* **STATED GOAL**:
Copy out the listing below word for word, every line of it.

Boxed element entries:

---

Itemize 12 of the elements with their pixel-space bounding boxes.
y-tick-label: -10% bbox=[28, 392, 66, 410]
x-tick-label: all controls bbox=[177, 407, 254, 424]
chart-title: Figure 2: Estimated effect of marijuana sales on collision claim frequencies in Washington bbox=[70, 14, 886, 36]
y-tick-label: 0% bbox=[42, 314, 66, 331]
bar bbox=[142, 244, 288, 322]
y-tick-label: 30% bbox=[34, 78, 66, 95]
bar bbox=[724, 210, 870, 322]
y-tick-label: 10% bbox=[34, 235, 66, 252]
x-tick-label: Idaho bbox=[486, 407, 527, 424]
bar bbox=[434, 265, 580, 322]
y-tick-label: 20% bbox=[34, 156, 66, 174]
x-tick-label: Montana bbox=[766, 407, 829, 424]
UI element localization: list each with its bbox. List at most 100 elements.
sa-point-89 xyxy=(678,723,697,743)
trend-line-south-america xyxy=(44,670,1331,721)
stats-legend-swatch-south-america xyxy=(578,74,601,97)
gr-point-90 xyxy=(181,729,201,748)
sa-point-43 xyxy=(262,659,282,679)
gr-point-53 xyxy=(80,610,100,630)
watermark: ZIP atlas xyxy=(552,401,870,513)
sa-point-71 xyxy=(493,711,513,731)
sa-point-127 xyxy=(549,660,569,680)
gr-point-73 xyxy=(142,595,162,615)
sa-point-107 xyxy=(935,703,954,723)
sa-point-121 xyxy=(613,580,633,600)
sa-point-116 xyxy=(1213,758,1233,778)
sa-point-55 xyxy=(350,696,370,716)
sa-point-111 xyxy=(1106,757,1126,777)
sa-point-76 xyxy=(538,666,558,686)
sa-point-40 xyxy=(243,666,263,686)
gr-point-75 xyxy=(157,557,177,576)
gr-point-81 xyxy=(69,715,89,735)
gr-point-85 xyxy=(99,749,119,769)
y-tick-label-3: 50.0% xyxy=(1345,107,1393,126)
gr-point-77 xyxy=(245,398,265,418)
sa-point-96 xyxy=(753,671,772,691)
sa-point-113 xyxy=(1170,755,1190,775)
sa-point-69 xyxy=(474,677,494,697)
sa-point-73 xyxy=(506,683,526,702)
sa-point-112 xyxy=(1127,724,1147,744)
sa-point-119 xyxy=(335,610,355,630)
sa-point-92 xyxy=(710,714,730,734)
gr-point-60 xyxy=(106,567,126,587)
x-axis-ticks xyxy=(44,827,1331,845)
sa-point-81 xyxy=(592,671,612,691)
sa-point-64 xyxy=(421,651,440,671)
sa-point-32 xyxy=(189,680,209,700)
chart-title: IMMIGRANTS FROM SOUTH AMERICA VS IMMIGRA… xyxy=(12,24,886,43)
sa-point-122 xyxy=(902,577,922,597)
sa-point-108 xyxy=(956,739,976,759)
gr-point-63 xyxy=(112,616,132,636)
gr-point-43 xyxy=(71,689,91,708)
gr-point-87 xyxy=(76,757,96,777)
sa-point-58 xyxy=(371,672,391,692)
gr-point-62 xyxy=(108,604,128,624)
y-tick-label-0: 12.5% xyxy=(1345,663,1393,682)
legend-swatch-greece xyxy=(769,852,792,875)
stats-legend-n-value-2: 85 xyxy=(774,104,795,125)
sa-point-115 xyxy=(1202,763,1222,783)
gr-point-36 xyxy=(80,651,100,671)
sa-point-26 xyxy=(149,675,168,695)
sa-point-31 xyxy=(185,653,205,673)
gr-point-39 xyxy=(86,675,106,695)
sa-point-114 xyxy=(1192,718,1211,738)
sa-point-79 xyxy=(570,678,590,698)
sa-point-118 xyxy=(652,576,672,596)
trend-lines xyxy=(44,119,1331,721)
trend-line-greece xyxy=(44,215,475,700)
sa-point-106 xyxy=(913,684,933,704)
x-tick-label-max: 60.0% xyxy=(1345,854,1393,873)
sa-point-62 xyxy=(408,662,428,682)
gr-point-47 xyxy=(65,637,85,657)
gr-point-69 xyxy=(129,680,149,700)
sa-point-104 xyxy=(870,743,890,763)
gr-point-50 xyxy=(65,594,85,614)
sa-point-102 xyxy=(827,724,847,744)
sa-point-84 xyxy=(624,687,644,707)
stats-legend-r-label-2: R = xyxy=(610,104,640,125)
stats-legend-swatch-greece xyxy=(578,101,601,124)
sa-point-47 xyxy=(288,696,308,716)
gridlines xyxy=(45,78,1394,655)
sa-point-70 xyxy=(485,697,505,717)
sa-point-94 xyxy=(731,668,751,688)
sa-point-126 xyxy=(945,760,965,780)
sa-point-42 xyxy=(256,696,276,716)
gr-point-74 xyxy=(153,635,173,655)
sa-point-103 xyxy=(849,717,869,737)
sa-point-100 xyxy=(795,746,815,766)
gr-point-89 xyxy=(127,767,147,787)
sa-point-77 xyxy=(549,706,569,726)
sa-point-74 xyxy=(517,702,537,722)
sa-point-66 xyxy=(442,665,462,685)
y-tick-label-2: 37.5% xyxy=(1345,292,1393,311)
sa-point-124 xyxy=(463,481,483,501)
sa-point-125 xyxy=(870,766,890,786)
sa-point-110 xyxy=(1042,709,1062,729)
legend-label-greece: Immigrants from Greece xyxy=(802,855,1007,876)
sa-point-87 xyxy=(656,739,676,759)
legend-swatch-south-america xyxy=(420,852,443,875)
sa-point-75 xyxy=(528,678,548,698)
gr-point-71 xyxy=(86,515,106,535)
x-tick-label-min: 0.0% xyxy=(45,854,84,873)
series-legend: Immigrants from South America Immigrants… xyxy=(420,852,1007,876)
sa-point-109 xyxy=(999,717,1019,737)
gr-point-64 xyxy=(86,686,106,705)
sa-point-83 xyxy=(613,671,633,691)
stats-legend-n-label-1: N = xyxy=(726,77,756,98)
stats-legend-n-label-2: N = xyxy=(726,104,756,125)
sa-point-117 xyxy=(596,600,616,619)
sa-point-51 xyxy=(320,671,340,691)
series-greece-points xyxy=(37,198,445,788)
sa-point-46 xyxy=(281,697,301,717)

---

* **COMPLETE ANSWER**:
Itemize 12 of the elements with their pixel-space bounding boxes.
y-tick-label: -10% bbox=[28, 392, 66, 410]
x-tick-label: all controls bbox=[177, 407, 254, 424]
chart-title: Figure 2: Estimated effect of marijuana sales on collision claim frequencies in Washington bbox=[70, 14, 886, 36]
y-tick-label: 0% bbox=[42, 314, 66, 331]
bar bbox=[142, 244, 288, 322]
y-tick-label: 30% bbox=[34, 78, 66, 95]
bar bbox=[724, 210, 870, 322]
y-tick-label: 10% bbox=[34, 235, 66, 252]
x-tick-label: Idaho bbox=[486, 407, 527, 424]
bar bbox=[434, 265, 580, 322]
y-tick-label: 20% bbox=[34, 156, 66, 174]
x-tick-label: Montana bbox=[766, 407, 829, 424]
UI element localization: list each with its bbox. List at most 100 elements.
sa-point-89 xyxy=(678,723,697,743)
trend-line-south-america xyxy=(44,670,1331,721)
stats-legend-swatch-south-america xyxy=(578,74,601,97)
gr-point-90 xyxy=(181,729,201,748)
sa-point-43 xyxy=(262,659,282,679)
gr-point-53 xyxy=(80,610,100,630)
watermark: ZIP atlas xyxy=(552,401,870,513)
sa-point-71 xyxy=(493,711,513,731)
sa-point-127 xyxy=(549,660,569,680)
gr-point-73 xyxy=(142,595,162,615)
sa-point-107 xyxy=(935,703,954,723)
sa-point-121 xyxy=(613,580,633,600)
sa-point-116 xyxy=(1213,758,1233,778)
sa-point-55 xyxy=(350,696,370,716)
sa-point-111 xyxy=(1106,757,1126,777)
sa-point-76 xyxy=(538,666,558,686)
sa-point-40 xyxy=(243,666,263,686)
gr-point-75 xyxy=(157,557,177,576)
gr-point-81 xyxy=(69,715,89,735)
gr-point-85 xyxy=(99,749,119,769)
y-tick-label-3: 50.0% xyxy=(1345,107,1393,126)
gr-point-77 xyxy=(245,398,265,418)
sa-point-96 xyxy=(753,671,772,691)
sa-point-113 xyxy=(1170,755,1190,775)
sa-point-69 xyxy=(474,677,494,697)
sa-point-73 xyxy=(506,683,526,702)
sa-point-112 xyxy=(1127,724,1147,744)
sa-point-119 xyxy=(335,610,355,630)
sa-point-92 xyxy=(710,714,730,734)
gr-point-60 xyxy=(106,567,126,587)
x-axis-ticks xyxy=(44,827,1331,845)
sa-point-81 xyxy=(592,671,612,691)
sa-point-64 xyxy=(421,651,440,671)
sa-point-32 xyxy=(189,680,209,700)
chart-title: IMMIGRANTS FROM SOUTH AMERICA VS IMMIGRA… xyxy=(12,24,886,43)
sa-point-122 xyxy=(902,577,922,597)
sa-point-108 xyxy=(956,739,976,759)
gr-point-63 xyxy=(112,616,132,636)
gr-point-43 xyxy=(71,689,91,708)
gr-point-87 xyxy=(76,757,96,777)
sa-point-58 xyxy=(371,672,391,692)
gr-point-62 xyxy=(108,604,128,624)
y-tick-label-0: 12.5% xyxy=(1345,663,1393,682)
legend-swatch-greece xyxy=(769,852,792,875)
stats-legend-n-value-2: 85 xyxy=(774,104,795,125)
sa-point-115 xyxy=(1202,763,1222,783)
gr-point-36 xyxy=(80,651,100,671)
sa-point-26 xyxy=(149,675,168,695)
sa-point-31 xyxy=(185,653,205,673)
gr-point-39 xyxy=(86,675,106,695)
sa-point-114 xyxy=(1192,718,1211,738)
sa-point-79 xyxy=(570,678,590,698)
sa-point-118 xyxy=(652,576,672,596)
trend-lines xyxy=(44,119,1331,721)
trend-line-greece xyxy=(44,215,475,700)
sa-point-106 xyxy=(913,684,933,704)
x-tick-label-max: 60.0% xyxy=(1345,854,1393,873)
sa-point-62 xyxy=(408,662,428,682)
gr-point-47 xyxy=(65,637,85,657)
gr-point-69 xyxy=(129,680,149,700)
sa-point-104 xyxy=(870,743,890,763)
gr-point-50 xyxy=(65,594,85,614)
sa-point-102 xyxy=(827,724,847,744)
sa-point-84 xyxy=(624,687,644,707)
stats-legend-r-label-2: R = xyxy=(610,104,640,125)
stats-legend-swatch-greece xyxy=(578,101,601,124)
sa-point-47 xyxy=(288,696,308,716)
gridlines xyxy=(45,78,1394,655)
sa-point-70 xyxy=(485,697,505,717)
sa-point-94 xyxy=(731,668,751,688)
sa-point-126 xyxy=(945,760,965,780)
sa-point-42 xyxy=(256,696,276,716)
gr-point-74 xyxy=(153,635,173,655)
sa-point-103 xyxy=(849,717,869,737)
sa-point-100 xyxy=(795,746,815,766)
gr-point-89 xyxy=(127,767,147,787)
sa-point-77 xyxy=(549,706,569,726)
sa-point-74 xyxy=(517,702,537,722)
sa-point-66 xyxy=(442,665,462,685)
y-tick-label-2: 37.5% xyxy=(1345,292,1393,311)
sa-point-124 xyxy=(463,481,483,501)
sa-point-125 xyxy=(870,766,890,786)
sa-point-110 xyxy=(1042,709,1062,729)
legend-label-greece: Immigrants from Greece xyxy=(802,855,1007,876)
sa-point-87 xyxy=(656,739,676,759)
legend-swatch-south-america xyxy=(420,852,443,875)
sa-point-75 xyxy=(528,678,548,698)
gr-point-71 xyxy=(86,515,106,535)
x-tick-label-min: 0.0% xyxy=(45,854,84,873)
series-legend: Immigrants from South America Immigrants… xyxy=(420,852,1007,876)
sa-point-109 xyxy=(999,717,1019,737)
gr-point-64 xyxy=(86,686,106,705)
sa-point-83 xyxy=(613,671,633,691)
stats-legend-n-label-1: N = xyxy=(726,77,756,98)
stats-legend-n-label-2: N = xyxy=(726,104,756,125)
sa-point-117 xyxy=(596,600,616,619)
sa-point-51 xyxy=(320,671,340,691)
series-greece-points xyxy=(37,198,445,788)
sa-point-46 xyxy=(281,697,301,717)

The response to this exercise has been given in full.